- Required work
Scan the data for "Marina" and copy the lines it appears in.

---- Record extracts

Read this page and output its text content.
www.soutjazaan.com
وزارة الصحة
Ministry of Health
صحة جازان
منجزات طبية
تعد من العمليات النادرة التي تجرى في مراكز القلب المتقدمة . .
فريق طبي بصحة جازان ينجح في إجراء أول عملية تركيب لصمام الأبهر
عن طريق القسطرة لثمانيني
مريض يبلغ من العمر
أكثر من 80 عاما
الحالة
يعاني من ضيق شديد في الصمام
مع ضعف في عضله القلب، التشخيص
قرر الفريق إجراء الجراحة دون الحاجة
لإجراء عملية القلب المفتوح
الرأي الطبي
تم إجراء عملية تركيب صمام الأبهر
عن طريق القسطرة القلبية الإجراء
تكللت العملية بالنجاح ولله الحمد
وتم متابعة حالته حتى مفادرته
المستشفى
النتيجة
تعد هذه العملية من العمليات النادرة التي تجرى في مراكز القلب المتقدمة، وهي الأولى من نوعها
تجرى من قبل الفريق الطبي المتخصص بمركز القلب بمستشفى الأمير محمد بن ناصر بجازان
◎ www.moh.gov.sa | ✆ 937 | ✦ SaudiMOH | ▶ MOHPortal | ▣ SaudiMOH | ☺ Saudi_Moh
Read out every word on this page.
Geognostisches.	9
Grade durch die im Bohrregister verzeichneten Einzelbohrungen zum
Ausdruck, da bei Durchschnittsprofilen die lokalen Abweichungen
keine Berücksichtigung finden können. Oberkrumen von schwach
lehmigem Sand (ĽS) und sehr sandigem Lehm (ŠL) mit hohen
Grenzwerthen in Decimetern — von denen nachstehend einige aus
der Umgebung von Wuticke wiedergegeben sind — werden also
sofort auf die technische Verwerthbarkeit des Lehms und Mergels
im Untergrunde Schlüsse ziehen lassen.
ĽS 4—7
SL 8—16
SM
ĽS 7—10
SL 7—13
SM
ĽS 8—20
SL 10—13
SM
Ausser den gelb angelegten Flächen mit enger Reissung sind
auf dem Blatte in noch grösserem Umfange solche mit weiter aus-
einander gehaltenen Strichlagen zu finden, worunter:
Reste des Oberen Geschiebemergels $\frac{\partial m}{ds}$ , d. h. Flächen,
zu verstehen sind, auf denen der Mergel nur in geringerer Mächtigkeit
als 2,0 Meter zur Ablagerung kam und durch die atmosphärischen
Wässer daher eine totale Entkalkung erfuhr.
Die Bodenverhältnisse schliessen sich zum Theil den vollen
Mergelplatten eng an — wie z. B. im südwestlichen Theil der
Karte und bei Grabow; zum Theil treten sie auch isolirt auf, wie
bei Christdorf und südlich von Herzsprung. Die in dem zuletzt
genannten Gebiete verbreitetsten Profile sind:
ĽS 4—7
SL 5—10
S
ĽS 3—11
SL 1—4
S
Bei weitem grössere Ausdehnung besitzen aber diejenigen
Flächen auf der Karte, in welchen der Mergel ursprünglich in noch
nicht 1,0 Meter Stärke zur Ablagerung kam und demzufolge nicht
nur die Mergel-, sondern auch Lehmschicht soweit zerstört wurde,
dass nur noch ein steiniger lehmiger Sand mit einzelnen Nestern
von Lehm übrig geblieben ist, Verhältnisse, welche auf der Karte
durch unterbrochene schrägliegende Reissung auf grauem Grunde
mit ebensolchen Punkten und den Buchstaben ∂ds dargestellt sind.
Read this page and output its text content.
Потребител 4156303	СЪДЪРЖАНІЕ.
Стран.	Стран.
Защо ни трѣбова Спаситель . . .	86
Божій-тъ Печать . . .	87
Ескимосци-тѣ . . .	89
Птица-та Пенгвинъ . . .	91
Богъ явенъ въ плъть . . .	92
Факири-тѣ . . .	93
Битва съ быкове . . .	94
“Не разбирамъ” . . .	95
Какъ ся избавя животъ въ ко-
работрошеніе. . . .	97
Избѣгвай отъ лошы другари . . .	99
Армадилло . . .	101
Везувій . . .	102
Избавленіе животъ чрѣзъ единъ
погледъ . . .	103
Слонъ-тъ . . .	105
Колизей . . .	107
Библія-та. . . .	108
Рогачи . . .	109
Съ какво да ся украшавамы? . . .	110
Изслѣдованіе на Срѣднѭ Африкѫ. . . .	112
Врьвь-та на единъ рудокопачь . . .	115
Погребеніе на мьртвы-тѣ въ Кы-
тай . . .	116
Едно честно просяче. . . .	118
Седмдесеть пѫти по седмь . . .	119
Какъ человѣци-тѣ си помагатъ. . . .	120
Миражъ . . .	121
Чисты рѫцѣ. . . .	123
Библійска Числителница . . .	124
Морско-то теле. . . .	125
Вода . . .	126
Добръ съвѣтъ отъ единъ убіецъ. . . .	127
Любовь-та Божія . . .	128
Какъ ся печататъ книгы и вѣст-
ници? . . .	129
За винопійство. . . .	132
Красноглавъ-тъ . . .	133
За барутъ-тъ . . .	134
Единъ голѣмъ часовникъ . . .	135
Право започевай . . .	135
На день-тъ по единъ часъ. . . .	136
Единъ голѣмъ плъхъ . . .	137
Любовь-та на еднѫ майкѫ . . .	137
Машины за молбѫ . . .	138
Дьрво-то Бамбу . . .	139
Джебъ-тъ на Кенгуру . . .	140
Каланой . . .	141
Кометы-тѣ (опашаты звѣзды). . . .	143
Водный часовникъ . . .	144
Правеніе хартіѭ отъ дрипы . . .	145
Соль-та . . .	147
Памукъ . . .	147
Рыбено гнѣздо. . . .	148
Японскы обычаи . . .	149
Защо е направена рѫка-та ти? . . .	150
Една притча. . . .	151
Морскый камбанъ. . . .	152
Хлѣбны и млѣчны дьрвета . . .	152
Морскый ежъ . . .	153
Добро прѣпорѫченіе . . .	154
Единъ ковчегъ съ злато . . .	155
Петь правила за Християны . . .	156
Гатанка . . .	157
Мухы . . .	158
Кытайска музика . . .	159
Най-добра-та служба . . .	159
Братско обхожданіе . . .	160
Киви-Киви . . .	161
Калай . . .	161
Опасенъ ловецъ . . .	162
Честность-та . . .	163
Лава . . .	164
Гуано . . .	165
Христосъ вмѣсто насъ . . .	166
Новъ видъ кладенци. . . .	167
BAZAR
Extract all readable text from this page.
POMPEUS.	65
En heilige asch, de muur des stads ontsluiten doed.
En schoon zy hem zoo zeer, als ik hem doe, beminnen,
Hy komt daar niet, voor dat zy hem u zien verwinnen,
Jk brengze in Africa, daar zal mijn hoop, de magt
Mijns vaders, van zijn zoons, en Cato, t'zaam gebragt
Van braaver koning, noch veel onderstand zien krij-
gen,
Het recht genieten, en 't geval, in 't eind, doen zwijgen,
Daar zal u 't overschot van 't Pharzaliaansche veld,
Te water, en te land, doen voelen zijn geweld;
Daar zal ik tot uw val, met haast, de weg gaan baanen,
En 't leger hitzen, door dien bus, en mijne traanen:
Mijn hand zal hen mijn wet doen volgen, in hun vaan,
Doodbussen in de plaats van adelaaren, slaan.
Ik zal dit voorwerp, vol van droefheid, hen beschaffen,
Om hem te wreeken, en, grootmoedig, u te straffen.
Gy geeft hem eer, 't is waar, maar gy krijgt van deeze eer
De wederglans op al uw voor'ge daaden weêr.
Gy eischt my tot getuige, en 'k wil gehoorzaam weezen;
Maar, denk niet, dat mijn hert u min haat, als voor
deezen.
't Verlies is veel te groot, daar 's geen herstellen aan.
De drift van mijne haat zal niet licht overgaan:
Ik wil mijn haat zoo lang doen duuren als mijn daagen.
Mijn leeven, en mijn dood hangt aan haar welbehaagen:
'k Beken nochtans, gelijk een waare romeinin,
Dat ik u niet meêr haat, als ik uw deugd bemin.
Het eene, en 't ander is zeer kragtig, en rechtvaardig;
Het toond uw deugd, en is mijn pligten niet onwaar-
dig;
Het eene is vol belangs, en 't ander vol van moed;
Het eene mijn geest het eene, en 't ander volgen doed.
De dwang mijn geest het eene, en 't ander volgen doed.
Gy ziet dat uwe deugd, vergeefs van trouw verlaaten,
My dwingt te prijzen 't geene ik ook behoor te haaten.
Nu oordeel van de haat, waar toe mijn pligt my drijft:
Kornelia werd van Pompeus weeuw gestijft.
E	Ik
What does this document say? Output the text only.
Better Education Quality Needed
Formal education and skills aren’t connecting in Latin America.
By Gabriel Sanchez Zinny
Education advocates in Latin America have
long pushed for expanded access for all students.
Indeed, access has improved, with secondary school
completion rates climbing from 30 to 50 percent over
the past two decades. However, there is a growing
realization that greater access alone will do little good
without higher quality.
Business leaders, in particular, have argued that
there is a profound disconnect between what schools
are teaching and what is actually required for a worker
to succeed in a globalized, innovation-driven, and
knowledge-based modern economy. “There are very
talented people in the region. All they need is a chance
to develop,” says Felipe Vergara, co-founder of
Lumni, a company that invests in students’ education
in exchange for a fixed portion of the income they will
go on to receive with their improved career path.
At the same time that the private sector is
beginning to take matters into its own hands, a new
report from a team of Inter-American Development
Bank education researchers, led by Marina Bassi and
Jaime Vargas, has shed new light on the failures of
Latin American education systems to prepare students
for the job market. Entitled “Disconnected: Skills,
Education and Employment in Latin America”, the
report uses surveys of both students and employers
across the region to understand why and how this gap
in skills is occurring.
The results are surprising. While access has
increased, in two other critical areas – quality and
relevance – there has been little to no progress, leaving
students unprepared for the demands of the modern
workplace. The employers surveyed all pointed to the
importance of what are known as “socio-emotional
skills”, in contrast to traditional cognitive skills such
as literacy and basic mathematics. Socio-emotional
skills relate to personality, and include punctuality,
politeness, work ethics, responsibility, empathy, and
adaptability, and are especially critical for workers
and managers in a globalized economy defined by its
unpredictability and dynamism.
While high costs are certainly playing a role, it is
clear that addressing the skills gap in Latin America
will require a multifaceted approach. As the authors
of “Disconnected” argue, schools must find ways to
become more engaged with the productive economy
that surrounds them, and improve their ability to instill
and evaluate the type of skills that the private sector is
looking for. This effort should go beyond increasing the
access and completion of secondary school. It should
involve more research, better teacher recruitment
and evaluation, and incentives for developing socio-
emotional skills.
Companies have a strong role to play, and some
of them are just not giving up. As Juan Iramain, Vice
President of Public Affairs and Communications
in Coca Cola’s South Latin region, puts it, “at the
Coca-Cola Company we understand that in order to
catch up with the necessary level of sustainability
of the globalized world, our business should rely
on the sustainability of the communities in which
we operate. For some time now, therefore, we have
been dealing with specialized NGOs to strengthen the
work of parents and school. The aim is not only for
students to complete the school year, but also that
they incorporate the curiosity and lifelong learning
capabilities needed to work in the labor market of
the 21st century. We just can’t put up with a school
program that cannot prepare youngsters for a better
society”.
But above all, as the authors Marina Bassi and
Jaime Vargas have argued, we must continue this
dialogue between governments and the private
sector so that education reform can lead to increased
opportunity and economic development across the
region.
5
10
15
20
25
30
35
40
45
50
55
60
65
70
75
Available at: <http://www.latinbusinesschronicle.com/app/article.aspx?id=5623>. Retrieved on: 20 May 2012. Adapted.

--------

- Result for this exercise
Bank education researchers, led by Marina Bassi and
But above all, as the authors Marina Bassi and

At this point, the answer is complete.